--- The exercise ---
Copy out every record below with complete accuracy.

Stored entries
▼
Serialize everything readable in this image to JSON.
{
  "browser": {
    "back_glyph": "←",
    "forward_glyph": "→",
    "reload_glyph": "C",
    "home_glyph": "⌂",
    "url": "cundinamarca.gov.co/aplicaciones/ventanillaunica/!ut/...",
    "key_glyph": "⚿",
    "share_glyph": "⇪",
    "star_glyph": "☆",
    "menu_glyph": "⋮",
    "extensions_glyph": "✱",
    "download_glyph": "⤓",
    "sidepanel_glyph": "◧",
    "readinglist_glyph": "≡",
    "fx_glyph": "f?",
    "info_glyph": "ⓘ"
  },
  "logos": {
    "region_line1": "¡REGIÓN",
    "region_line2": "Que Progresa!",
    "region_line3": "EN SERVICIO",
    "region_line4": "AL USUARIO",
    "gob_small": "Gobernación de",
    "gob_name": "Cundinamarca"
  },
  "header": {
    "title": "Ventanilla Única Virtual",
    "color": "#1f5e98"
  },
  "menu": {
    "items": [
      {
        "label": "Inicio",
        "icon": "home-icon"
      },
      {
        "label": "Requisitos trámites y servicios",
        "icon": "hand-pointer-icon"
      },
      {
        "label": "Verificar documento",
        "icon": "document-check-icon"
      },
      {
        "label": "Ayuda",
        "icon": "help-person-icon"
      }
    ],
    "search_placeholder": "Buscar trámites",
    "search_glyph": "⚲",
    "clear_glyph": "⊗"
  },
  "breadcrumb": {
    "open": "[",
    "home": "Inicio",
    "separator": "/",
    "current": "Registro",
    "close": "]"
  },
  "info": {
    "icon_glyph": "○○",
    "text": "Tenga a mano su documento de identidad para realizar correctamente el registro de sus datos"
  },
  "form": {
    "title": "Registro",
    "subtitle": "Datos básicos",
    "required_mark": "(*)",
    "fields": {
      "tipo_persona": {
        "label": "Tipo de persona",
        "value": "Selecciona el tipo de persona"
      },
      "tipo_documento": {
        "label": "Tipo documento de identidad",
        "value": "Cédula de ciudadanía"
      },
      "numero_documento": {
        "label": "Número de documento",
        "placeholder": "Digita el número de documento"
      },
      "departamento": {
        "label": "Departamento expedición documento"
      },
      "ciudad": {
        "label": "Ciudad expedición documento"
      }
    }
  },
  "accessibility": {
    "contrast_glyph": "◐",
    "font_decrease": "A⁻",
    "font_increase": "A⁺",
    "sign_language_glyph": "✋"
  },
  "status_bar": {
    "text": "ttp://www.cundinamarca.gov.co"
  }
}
▲
--- Solution to the exercise ---
Serialize everything readable in this image to JSON.
{
  "browser": {
    "back_glyph": "←",
    "forward_glyph": "→",
    "reload_glyph": "C",
    "home_glyph": "⌂",
    "url": "cundinamarca.gov.co/aplicaciones/ventanillaunica/!ut/...",
    "key_glyph": "⚿",
    "share_glyph": "⇪",
    "star_glyph": "☆",
    "menu_glyph": "⋮",
    "extensions_glyph": "✱",
    "download_glyph": "⤓",
    "sidepanel_glyph": "◧",
    "readinglist_glyph": "≡",
    "fx_glyph": "f?",
    "info_glyph": "ⓘ"
  },
  "logos": {
    "region_line1": "¡REGIÓN",
    "region_line2": "Que Progresa!",
    "region_line3": "EN SERVICIO",
    "region_line4": "AL USUARIO",
    "gob_small": "Gobernación de",
    "gob_name": "Cundinamarca"
  },
  "header": {
    "title": "Ventanilla Única Virtual",
    "color": "#1f5e98"
  },
  "menu": {
    "items": [
      {
        "label": "Inicio",
        "icon": "home-icon"
      },
      {
        "label": "Requisitos trámites y servicios",
        "icon": "hand-pointer-icon"
      },
      {
        "label": "Verificar documento",
        "icon": "document-check-icon"
      },
      {
        "label": "Ayuda",
        "icon": "help-person-icon"
      }
    ],
    "search_placeholder": "Buscar trámites",
    "search_glyph": "⚲",
    "clear_glyph": "⊗"
  },
  "breadcrumb": {
    "open": "[",
    "home": "Inicio",
    "separator": "/",
    "current": "Registro",
    "close": "]"
  },
  "info": {
    "icon_glyph": "○○",
    "text": "Tenga a mano su documento de identidad para realizar correctamente el registro de sus datos"
  },
  "form": {
    "title": "Registro",
    "subtitle": "Datos básicos",
    "required_mark": "(*)",
    "fields": {
      "tipo_persona": {
        "label": "Tipo de persona",
        "value": "Selecciona el tipo de persona"
      },
      "tipo_documento": {
        "label": "Tipo documento de identidad",
        "value": "Cédula de ciudadanía"
      },
      "numero_documento": {
        "label": "Número de documento",
        "placeholder": "Digita el número de documento"
      },
      "departamento": {
        "label": "Departamento expedición documento"
      },
      "ciudad": {
        "label": "Ciudad expedición documento"
      }
    }
  },
  "accessibility": {
    "contrast_glyph": "◐",
    "font_decrease": "A⁻",
    "font_increase": "A⁺",
    "sign_language_glyph": "✋"
  },
  "status_bar": {
    "text": "ttp://www.cundinamarca.gov.co"
  }
}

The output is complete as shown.